→ Task directions:
Please retype the records below exactly, leaving out any pictures.

>>>

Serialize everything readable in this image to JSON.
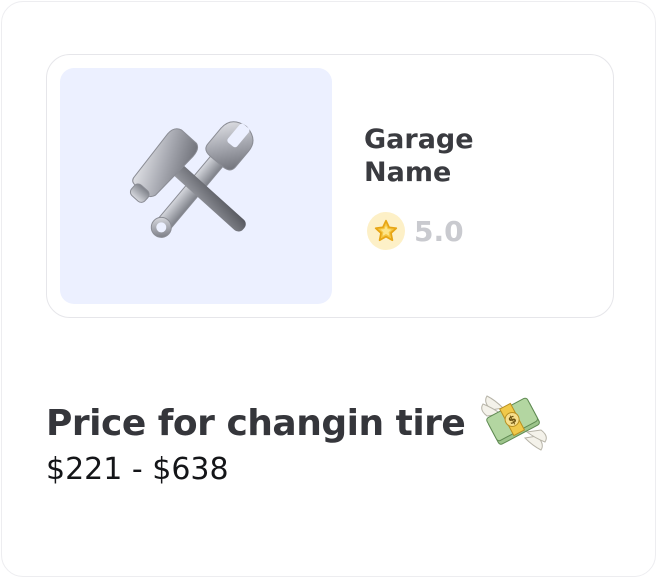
{
  "garage": {
    "name": "Garage Name",
    "rating": "5.0",
    "image_icon": "hammer-and-wrench-icon",
    "rating_icon": "star-icon"
  },
  "price": {
    "title": "Price for changin tire",
    "range": "$221 - $638",
    "icon": "money-with-wings-icon"
  },
  "colors": {
    "image_background": "#ecf0ff",
    "star_badge": "#fdf0c7",
    "star": "#f2b51b",
    "title_text": "#35363b",
    "rating_text": "#c9cacf"
  }
}
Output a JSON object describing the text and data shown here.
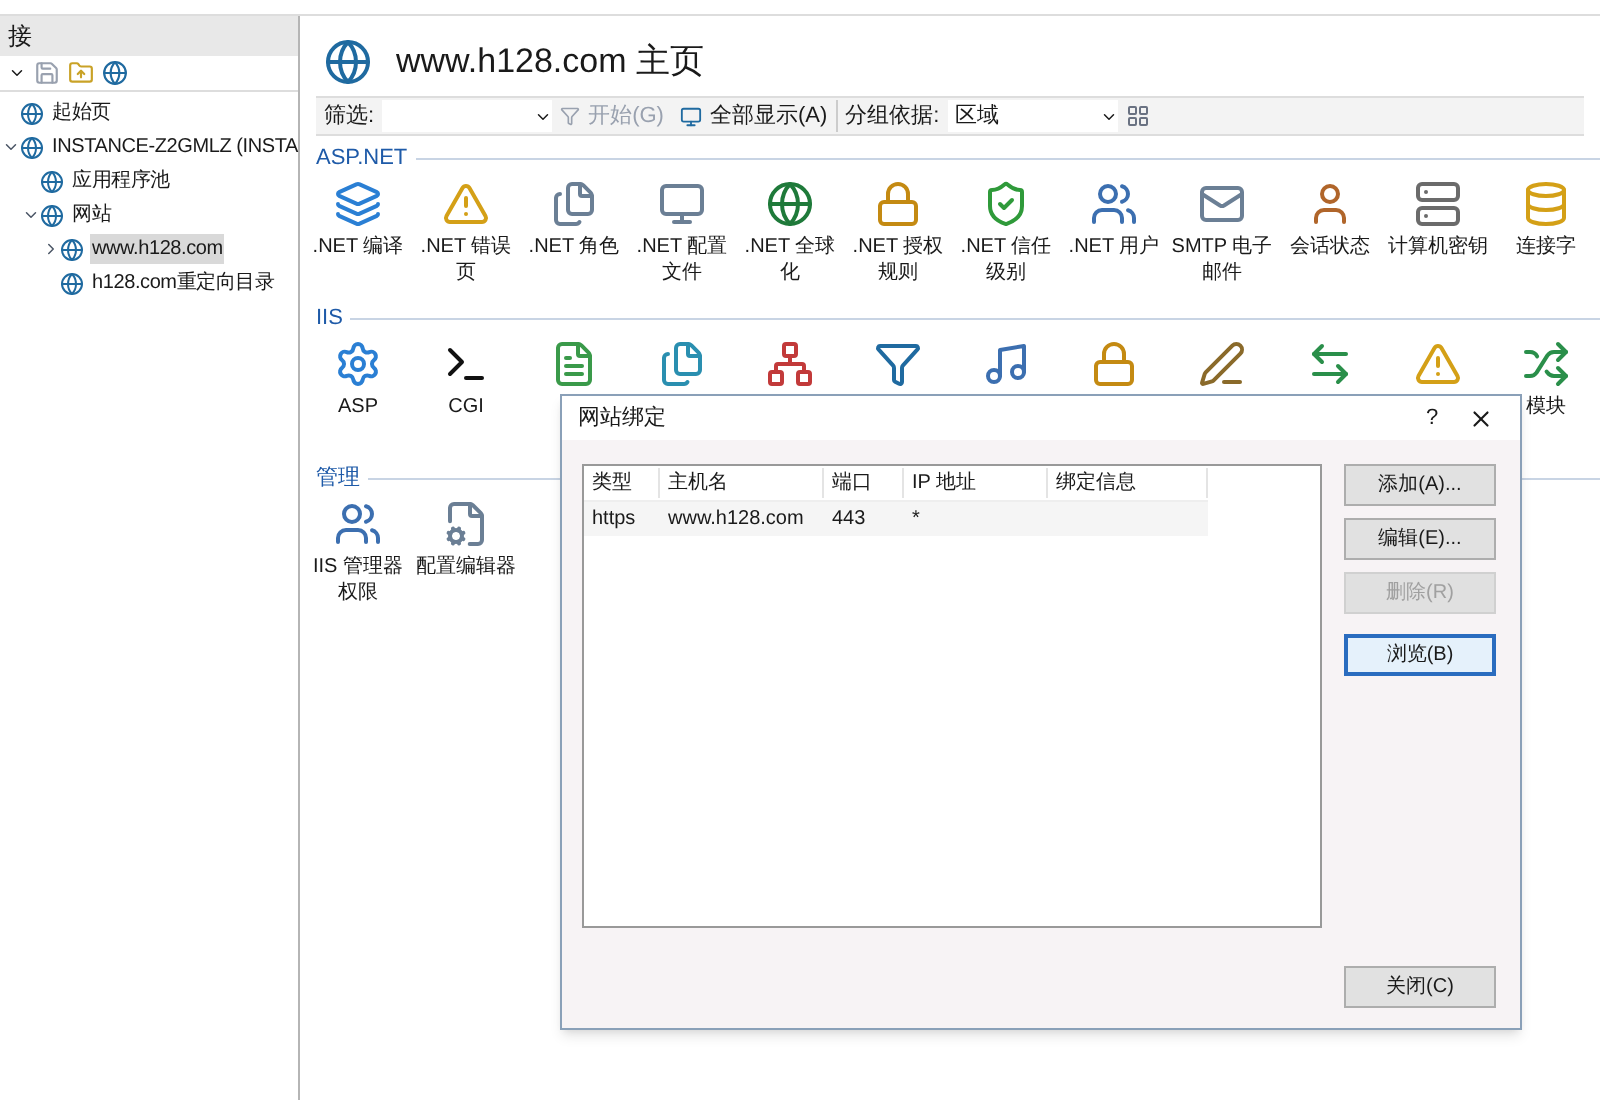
{
  "connections": {
    "title": "接",
    "tree": [
      {
        "label": "起始页",
        "selected": false
      },
      {
        "label": "INSTANCE-Z2GMLZ (INSTA",
        "selected": false,
        "expanded": true,
        "children": [
          {
            "label": "应用程序池",
            "selected": false
          },
          {
            "label": "网站",
            "selected": false,
            "expanded": true,
            "children": [
              {
                "label": "www.h128.com",
                "selected": true,
                "expanded": false
              },
              {
                "label": "h128.com重定向目录",
                "selected": false
              }
            ]
          }
        ]
      }
    ]
  },
  "page": {
    "title": "www.h128.com 主页",
    "filter": {
      "label": "筛选:",
      "start": "开始(G)",
      "show_all": "全部显示(A)",
      "group_label": "分组依据:",
      "group_value": "区域"
    },
    "sections": [
      {
        "name": "ASP.NET",
        "items": [
          {
            "label": ".NET 编译"
          },
          {
            "label": ".NET 错误页"
          },
          {
            "label": ".NET 角色"
          },
          {
            "label": ".NET 配置文件"
          },
          {
            "label": ".NET 全球化"
          },
          {
            "label": ".NET 授权规则"
          },
          {
            "label": ".NET 信任级别"
          },
          {
            "label": ".NET 用户"
          },
          {
            "label": "SMTP 电子邮件"
          },
          {
            "label": "会话状态"
          },
          {
            "label": "计算机密钥"
          },
          {
            "label": "连接字"
          }
        ]
      },
      {
        "name": "IIS",
        "items": [
          {
            "kind": "labeled",
            "label": "ASP"
          },
          {
            "kind": "labeled",
            "label": "CGI"
          },
          {
            "kind": "icon_only"
          },
          {
            "kind": "icon_only"
          },
          {
            "kind": "icon_only"
          },
          {
            "kind": "icon_only"
          },
          {
            "kind": "icon_only"
          },
          {
            "kind": "icon_only"
          },
          {
            "kind": "icon_only"
          },
          {
            "kind": "icon_only"
          },
          {
            "kind": "icon_only"
          },
          {
            "kind": "labeled",
            "label": "模块"
          }
        ]
      },
      {
        "name": "管理",
        "items": [
          {
            "label": "IIS 管理器权限"
          },
          {
            "label": "配置编辑器"
          }
        ]
      }
    ]
  },
  "dialog": {
    "title": "网站绑定",
    "help": "?",
    "columns": [
      "类型",
      "主机名",
      "端口",
      "IP 地址",
      "绑定信息"
    ],
    "rows": [
      [
        "https",
        "www.h128.com",
        "443",
        "*",
        ""
      ]
    ],
    "buttons": [
      {
        "label": "添加(A)...",
        "disabled": false,
        "focused": false
      },
      {
        "label": "编辑(E)...",
        "disabled": false,
        "focused": false
      },
      {
        "label": "删除(R)",
        "disabled": true,
        "focused": false
      },
      {
        "label": "浏览(B)",
        "disabled": false,
        "focused": true
      }
    ],
    "close": "关闭(C)"
  }
}
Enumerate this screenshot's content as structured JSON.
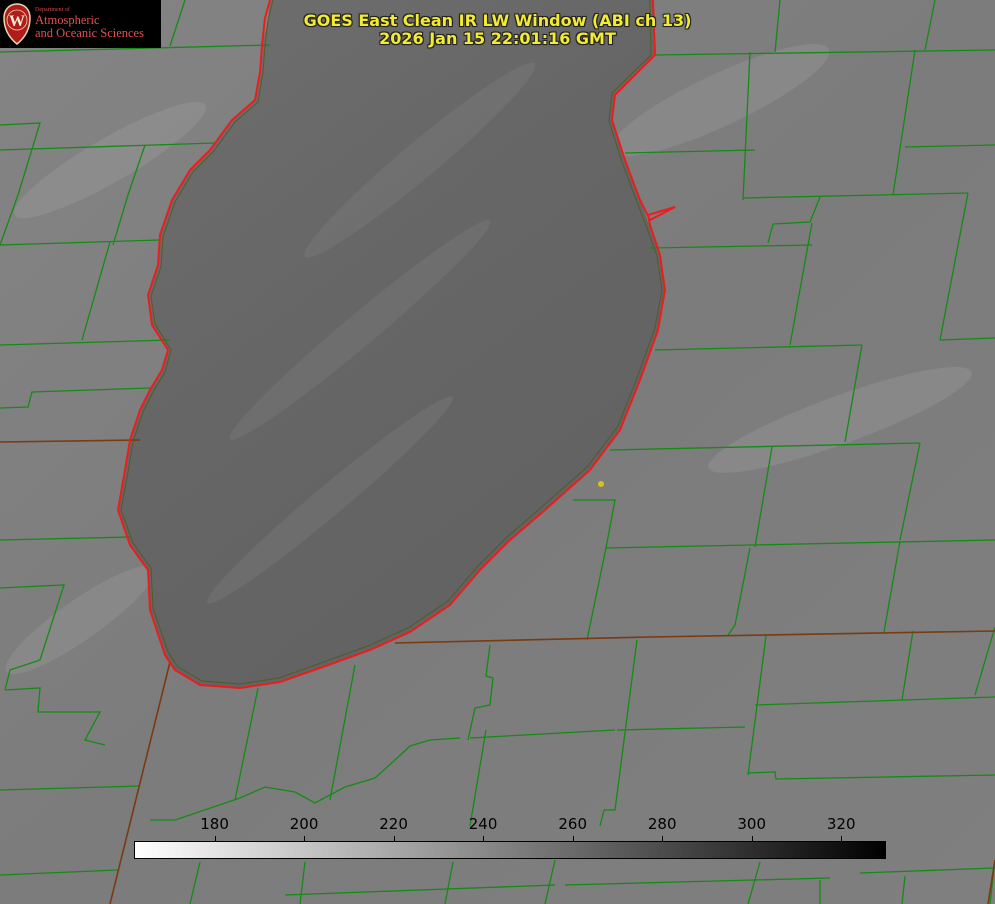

<<<

→ Answer to the problem:
Serialize everything readable in this image to JSON.
{
  "garage": {
    "name": "Garage Name",
    "rating": "5.0",
    "image_icon": "hammer-and-wrench-icon",
    "rating_icon": "star-icon"
  },
  "price": {
    "title": "Price for changin tire",
    "range": "$221 - $638",
    "icon": "money-with-wings-icon"
  },
  "colors": {
    "image_background": "#ecf0ff",
    "star_badge": "#fdf0c7",
    "star": "#f2b51b",
    "title_text": "#35363b",
    "rating_text": "#c9cacf"
  }
}
Output a JSON object describing the text and data shown here.
{
  "connections": {
    "title": "接",
    "tree": [
      {
        "label": "起始页",
        "selected": false
      },
      {
        "label": "INSTANCE-Z2GMLZ (INSTA",
        "selected": false,
        "expanded": true,
        "children": [
          {
            "label": "应用程序池",
            "selected": false
          },
          {
            "label": "网站",
            "selected": false,
            "expanded": true,
            "children": [
              {
                "label": "www.h128.com",
                "selected": true,
                "expanded": false
              },
              {
                "label": "h128.com重定向目录",
                "selected": false
              }
            ]
          }
        ]
      }
    ]
  },
  "page": {
    "title": "www.h128.com 主页",
    "filter": {
      "label": "筛选:",
      "start": "开始(G)",
      "show_all": "全部显示(A)",
      "group_label": "分组依据:",
      "group_value": "区域"
    },
    "sections": [
      {
        "name": "ASP.NET",
        "items": [
          {
            "label": ".NET 编译"
          },
          {
            "label": ".NET 错误页"
          },
          {
            "label": ".NET 角色"
          },
          {
            "label": ".NET 配置文件"
          },
          {
            "label": ".NET 全球化"
          },
          {
            "label": ".NET 授权规则"
          },
          {
            "label": ".NET 信任级别"
          },
          {
            "label": ".NET 用户"
          },
          {
            "label": "SMTP 电子邮件"
          },
          {
            "label": "会话状态"
          },
          {
            "label": "计算机密钥"
          },
          {
            "label": "连接字"
          }
        ]
      },
      {
        "name": "IIS",
        "items": [
          {
            "kind": "labeled",
            "label": "ASP"
          },
          {
            "kind": "labeled",
            "label": "CGI"
          },
          {
            "kind": "icon_only"
          },
          {
            "kind": "icon_only"
          },
          {
            "kind": "icon_only"
          },
          {
            "kind": "icon_only"
          },
          {
            "kind": "icon_only"
          },
          {
            "kind": "icon_only"
          },
          {
            "kind": "icon_only"
          },
          {
            "kind": "icon_only"
          },
          {
            "kind": "icon_only"
          },
          {
            "kind": "labeled",
            "label": "模块"
          }
        ]
      },
      {
        "name": "管理",
        "items": [
          {
            "label": "IIS 管理器权限"
          },
          {
            "label": "配置编辑器"
          }
        ]
      }
    ]
  },
  "dialog": {
    "title": "网站绑定",
    "help": "?",
    "columns": [
      "类型",
      "主机名",
      "端口",
      "IP 地址",
      "绑定信息"
    ],
    "rows": [
      [
        "https",
        "www.h128.com",
        "443",
        "*",
        ""
      ]
    ],
    "buttons": [
      {
        "label": "添加(A)...",
        "disabled": false,
        "focused": false
      },
      {
        "label": "编辑(E)...",
        "disabled": false,
        "focused": false
      },
      {
        "label": "删除(R)",
        "disabled": true,
        "focused": false
      },
      {
        "label": "浏览(B)",
        "disabled": false,
        "focused": true
      }
    ],
    "close": "关闭(C)"
  }
}
Enumerate this screenshot's content as structured JSON.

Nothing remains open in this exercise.